### TASK OBJECTIVE
Copy out every line that contains the word "项目指导老师".

### TASK DATA
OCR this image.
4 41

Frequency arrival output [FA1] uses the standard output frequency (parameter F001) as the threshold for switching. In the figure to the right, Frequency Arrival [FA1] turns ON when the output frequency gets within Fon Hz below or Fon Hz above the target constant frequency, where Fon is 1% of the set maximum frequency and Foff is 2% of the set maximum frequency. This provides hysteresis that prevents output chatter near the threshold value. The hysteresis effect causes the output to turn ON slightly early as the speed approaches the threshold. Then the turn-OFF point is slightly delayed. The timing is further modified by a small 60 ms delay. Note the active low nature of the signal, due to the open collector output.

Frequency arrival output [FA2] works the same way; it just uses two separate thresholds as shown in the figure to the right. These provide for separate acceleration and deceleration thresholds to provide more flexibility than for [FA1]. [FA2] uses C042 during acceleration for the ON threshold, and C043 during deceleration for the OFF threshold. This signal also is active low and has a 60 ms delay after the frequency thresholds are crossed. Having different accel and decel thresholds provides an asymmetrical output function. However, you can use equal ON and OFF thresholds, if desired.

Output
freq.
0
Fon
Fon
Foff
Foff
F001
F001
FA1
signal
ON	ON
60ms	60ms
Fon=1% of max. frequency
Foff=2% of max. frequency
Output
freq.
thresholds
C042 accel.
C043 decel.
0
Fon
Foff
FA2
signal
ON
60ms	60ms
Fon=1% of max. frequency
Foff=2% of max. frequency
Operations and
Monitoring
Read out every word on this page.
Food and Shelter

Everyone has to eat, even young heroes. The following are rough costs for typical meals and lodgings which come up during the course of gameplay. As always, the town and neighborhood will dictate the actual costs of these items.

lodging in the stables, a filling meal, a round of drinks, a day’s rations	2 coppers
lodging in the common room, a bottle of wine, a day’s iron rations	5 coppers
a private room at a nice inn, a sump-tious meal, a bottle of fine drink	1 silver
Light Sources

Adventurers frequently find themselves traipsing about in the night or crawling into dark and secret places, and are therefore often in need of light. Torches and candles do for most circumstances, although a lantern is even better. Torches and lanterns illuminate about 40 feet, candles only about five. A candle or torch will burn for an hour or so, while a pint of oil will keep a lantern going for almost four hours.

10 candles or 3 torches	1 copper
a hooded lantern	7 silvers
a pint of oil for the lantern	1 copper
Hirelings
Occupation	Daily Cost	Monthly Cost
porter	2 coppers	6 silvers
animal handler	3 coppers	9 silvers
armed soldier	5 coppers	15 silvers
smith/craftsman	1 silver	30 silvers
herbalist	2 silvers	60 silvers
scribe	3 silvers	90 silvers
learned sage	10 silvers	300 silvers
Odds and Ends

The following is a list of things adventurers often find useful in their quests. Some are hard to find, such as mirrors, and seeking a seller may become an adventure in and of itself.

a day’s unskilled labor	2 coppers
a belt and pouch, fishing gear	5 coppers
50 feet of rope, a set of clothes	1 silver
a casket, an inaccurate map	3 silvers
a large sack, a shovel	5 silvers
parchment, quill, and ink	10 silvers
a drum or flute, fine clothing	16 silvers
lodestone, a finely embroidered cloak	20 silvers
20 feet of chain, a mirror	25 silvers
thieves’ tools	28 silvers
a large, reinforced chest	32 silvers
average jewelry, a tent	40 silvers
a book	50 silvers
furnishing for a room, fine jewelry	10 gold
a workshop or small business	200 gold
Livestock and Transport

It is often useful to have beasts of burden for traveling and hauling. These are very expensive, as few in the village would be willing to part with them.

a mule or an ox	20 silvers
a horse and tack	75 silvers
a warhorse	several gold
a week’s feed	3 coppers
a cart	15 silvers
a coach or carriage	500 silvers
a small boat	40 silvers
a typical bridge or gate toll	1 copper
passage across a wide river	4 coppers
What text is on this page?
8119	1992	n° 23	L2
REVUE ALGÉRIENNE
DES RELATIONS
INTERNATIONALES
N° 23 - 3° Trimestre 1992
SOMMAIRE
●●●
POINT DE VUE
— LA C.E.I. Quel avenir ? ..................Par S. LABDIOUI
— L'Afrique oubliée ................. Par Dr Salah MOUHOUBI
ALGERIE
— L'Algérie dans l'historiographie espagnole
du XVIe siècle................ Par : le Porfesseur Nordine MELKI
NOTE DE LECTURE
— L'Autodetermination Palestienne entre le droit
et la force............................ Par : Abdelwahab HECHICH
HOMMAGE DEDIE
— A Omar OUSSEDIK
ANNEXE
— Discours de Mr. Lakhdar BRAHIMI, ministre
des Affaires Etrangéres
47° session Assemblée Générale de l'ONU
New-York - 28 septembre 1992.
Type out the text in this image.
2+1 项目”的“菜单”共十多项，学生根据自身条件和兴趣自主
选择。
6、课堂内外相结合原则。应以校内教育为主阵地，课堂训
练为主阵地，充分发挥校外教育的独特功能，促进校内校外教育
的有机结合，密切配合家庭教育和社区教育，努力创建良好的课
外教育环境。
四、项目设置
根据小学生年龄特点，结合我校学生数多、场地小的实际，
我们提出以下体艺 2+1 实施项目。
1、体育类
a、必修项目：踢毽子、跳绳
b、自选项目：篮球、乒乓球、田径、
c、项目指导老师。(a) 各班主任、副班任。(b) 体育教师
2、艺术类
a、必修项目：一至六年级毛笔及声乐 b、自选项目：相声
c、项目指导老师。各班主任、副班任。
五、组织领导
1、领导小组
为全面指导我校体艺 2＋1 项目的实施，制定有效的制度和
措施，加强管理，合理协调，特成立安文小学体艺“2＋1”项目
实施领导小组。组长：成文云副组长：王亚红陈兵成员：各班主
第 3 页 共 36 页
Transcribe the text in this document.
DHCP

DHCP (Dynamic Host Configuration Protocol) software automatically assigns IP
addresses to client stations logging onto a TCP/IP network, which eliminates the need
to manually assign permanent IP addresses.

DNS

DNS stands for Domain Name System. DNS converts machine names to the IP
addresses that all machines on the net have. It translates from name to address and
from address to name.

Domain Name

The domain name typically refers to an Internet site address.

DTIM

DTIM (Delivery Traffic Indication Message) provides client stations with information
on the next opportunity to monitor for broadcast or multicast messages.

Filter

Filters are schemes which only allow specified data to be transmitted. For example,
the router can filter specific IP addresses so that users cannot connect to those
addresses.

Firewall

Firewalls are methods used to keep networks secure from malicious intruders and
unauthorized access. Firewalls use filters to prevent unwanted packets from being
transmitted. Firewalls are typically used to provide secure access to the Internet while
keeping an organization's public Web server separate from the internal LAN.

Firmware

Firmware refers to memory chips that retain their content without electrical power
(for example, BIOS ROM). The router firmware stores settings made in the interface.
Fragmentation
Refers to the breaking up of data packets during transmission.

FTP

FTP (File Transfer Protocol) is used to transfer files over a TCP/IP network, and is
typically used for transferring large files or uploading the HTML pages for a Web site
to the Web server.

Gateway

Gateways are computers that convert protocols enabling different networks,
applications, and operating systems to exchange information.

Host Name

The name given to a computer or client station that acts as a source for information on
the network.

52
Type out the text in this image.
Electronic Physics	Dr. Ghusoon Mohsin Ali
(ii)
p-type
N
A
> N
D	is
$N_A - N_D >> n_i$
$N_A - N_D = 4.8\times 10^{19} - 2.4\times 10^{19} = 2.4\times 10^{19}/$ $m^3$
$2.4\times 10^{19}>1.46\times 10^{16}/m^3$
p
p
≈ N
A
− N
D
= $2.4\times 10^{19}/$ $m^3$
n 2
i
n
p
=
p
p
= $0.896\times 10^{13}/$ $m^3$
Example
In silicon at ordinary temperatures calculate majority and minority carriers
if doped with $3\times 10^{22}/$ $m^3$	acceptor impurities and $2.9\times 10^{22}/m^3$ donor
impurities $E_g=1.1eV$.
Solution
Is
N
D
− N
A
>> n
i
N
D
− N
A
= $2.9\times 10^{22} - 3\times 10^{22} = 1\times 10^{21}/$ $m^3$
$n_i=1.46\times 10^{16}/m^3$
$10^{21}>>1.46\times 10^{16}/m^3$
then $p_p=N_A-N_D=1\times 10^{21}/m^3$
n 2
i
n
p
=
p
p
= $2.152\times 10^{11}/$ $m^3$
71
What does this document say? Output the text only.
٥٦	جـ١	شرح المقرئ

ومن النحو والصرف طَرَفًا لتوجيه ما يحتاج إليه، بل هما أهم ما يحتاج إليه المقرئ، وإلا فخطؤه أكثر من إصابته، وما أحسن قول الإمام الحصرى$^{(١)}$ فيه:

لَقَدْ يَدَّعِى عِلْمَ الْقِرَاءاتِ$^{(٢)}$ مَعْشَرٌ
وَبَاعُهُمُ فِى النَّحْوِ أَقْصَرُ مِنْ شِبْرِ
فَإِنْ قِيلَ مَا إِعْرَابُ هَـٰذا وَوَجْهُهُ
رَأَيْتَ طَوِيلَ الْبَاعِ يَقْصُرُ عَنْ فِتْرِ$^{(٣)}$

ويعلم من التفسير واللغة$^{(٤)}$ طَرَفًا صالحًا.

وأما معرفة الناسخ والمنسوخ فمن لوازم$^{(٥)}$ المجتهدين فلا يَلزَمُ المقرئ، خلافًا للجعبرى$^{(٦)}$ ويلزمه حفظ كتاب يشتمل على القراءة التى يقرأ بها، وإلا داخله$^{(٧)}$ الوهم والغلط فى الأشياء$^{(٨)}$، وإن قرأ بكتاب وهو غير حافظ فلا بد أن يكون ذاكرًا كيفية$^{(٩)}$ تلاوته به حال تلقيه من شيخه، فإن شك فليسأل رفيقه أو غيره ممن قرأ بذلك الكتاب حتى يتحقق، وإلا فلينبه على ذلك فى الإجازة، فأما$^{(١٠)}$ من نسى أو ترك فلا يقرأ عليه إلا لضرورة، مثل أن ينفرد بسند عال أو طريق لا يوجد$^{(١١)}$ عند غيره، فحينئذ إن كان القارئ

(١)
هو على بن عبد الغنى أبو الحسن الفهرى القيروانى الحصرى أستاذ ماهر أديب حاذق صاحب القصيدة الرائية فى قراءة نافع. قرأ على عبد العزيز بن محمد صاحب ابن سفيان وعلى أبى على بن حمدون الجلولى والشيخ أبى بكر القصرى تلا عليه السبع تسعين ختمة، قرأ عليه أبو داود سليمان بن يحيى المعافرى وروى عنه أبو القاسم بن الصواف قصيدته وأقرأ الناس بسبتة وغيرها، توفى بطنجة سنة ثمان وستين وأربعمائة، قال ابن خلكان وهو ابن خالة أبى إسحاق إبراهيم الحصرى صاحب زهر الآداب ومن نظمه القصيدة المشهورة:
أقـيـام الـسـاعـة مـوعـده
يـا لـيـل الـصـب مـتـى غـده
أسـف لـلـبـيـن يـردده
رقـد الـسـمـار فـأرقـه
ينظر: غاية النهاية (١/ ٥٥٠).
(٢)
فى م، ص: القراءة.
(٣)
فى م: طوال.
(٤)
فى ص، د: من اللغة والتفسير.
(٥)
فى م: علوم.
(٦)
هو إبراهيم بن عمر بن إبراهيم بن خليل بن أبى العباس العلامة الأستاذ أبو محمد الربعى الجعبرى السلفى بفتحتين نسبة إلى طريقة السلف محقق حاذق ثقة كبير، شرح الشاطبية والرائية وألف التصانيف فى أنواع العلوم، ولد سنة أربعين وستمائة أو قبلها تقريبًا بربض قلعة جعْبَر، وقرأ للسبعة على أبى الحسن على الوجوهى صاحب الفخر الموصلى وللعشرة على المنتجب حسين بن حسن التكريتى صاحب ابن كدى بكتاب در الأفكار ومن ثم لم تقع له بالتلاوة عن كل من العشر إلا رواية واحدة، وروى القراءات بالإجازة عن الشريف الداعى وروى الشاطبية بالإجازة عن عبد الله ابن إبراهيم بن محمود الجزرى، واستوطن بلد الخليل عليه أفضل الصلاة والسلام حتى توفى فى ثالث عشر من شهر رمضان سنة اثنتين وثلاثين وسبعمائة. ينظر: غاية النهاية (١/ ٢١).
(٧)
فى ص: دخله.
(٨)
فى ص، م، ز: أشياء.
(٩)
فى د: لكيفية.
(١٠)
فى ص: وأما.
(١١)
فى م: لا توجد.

### EXERCISE OUTPUT
c、项目指导老师。(a) 各班主任、副班任。(b) 体育教师
c、项目指导老师。各班主任、副班任。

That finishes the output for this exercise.